Because the state is `(kick_idx, score_diff)`, we examine:
- **Greedy action vs. score difference** for a *fixed kick index*; and
- **Greedy action vs. kick index** for a *fixed score difference*.


In [None]:

# Build a matrix: rows = kick_idx (0..5), cols = score_diff (-5..+5), values = greedy action index
greedy = np.argmax(Q, axis=1)
grid = np.zeros((ROWS, COLS), dtype=int)
for k in range(ROWS):
    for d in range(-MAX_DIFF, MAX_DIFF+1):
        grid[k, d+MAX_DIFF] = greedy[idx_from_state(k, d)]

plt.figure()
plt.imshow(grid, aspect="auto")
plt.xticks(ticks=range(COLS), labels=score_labels, rotation=0)
plt.yticks(ticks=range(ROWS), labels=kick_labels)
plt.xlabel("Score Difference (goals - saves)")
plt.ylabel("Kick Index (0: first ... 5: last)")
plt.title("Greedy Action Map (indices) across State Space")
plt.colorbar()
plt.tight_layout()
plt.show()

print("Legend (action index → label):", {i:a for i,a in enumerate(ACTIONS)})



### 3.1 Preferred Actions by Score Context (Fixed Kick)

========

● Requirements
Please reproduce the part of the greedy action map excerpt between "plt.xticks(ticks=range(COLS), labels=score_labels, rotation=0)" and "Context (Fixed Kick)", inclusive, character for character.

========

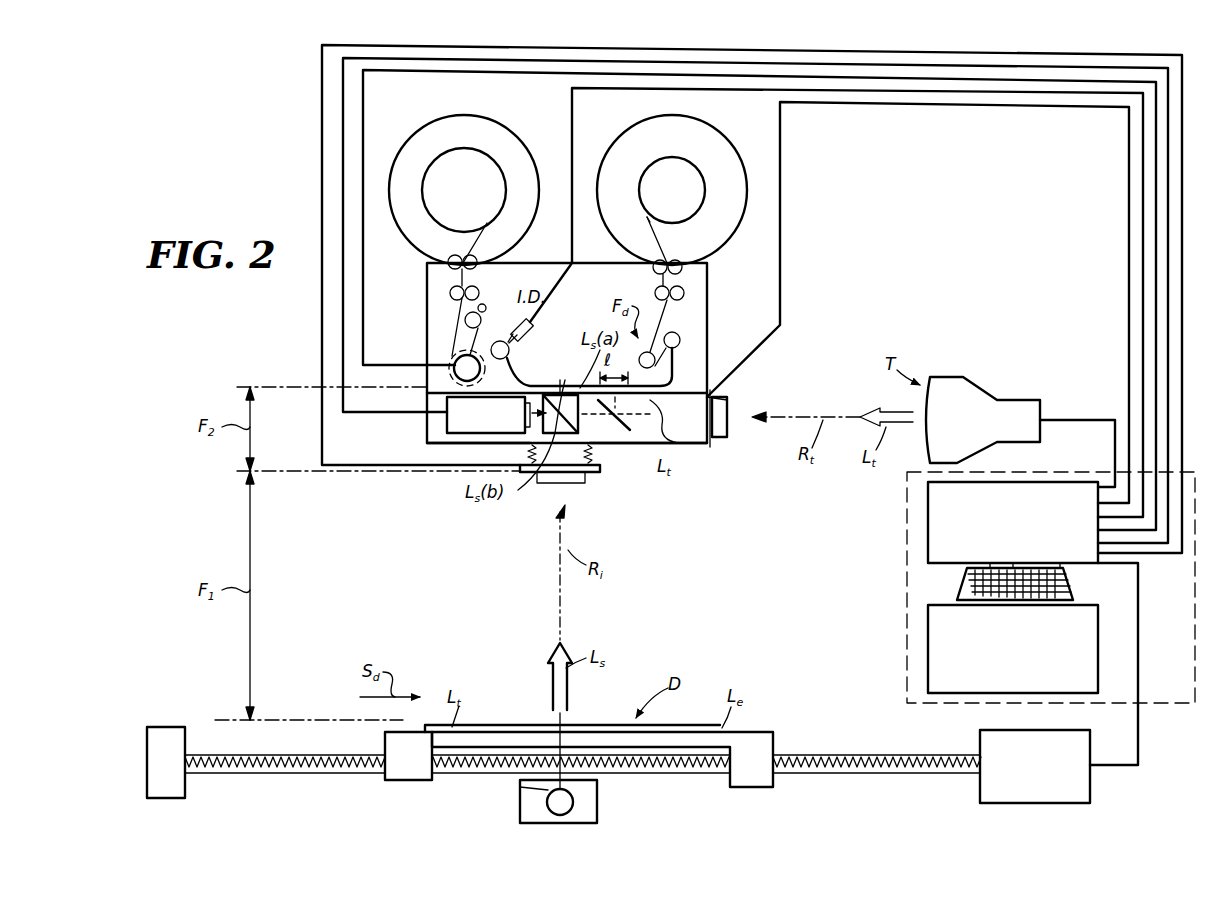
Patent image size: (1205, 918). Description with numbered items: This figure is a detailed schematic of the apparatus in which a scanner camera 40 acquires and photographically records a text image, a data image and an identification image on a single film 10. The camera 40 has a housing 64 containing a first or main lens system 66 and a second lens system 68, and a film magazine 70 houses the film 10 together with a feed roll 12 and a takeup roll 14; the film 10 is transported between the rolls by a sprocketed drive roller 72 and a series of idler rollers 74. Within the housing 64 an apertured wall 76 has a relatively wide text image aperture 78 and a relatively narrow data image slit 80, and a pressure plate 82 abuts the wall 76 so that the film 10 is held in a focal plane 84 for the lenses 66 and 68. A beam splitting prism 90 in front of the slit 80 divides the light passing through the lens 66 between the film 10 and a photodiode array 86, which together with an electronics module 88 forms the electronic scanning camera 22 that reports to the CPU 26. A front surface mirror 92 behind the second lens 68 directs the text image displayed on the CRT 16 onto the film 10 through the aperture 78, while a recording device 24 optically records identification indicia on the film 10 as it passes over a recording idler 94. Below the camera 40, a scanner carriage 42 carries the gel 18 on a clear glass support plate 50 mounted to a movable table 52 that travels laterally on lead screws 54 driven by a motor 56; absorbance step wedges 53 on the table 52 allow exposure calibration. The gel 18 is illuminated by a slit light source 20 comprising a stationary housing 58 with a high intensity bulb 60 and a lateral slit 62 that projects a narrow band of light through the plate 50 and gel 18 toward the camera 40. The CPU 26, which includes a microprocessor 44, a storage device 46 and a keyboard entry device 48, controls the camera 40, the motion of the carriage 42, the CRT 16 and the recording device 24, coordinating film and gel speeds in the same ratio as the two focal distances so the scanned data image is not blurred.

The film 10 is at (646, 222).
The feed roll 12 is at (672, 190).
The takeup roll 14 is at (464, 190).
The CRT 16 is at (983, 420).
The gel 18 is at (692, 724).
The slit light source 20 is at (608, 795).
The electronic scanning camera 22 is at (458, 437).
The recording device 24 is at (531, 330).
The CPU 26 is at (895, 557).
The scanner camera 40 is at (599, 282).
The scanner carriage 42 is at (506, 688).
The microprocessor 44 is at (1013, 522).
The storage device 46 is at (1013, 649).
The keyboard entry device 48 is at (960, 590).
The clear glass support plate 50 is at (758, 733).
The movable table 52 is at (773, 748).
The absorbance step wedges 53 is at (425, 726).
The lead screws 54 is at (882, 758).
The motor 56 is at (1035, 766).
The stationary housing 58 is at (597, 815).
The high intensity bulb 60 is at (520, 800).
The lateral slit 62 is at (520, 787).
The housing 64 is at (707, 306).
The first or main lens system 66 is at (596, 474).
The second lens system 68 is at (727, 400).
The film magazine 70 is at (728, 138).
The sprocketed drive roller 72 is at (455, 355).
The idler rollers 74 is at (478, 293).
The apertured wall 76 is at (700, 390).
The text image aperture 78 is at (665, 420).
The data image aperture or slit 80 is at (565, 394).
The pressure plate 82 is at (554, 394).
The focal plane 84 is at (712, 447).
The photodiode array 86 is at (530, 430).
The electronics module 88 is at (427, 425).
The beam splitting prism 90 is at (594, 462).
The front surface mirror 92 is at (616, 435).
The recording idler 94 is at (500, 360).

========

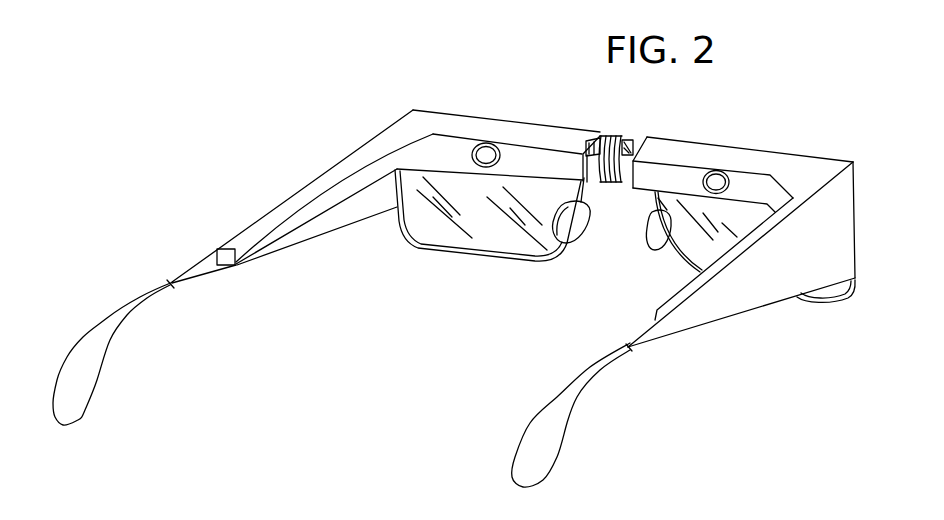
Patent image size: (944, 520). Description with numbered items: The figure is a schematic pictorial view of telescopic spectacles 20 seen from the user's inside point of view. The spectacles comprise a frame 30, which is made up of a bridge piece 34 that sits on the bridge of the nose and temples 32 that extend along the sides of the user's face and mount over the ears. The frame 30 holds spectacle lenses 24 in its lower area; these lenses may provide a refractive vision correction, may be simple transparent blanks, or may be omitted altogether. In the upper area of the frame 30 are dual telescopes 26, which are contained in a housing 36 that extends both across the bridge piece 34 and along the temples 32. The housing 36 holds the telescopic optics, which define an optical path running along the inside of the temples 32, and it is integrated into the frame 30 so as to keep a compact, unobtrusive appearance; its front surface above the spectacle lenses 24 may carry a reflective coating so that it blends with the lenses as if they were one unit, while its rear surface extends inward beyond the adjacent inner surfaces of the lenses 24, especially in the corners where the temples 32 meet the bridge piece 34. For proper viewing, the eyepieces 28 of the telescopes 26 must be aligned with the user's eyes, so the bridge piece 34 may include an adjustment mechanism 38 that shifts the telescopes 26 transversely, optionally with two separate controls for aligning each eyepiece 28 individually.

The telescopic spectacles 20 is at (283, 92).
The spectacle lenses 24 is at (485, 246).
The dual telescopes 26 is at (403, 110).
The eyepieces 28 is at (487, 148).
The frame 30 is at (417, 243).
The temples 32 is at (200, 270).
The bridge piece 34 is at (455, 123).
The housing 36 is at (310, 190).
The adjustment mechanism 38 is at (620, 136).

========

● Response below
plt.xticks(ticks=range(COLS), labels=score_labels, rotation=0)
plt.yticks(ticks=range(ROWS), labels=kick_labels)
plt.xlabel("Score Difference (goals - saves)")
plt.ylabel("Kick Index (0: first ... 5: last)")
plt.title("Greedy Action Map (indices) across State Space")
plt.colorbar()
plt.tight_layout()
plt.show()

print("Legend (action index → label):", {i:a for i,a in enumerate(ACTIONS)})



### 3.1 Preferred Actions by Score Context (Fixed Kick)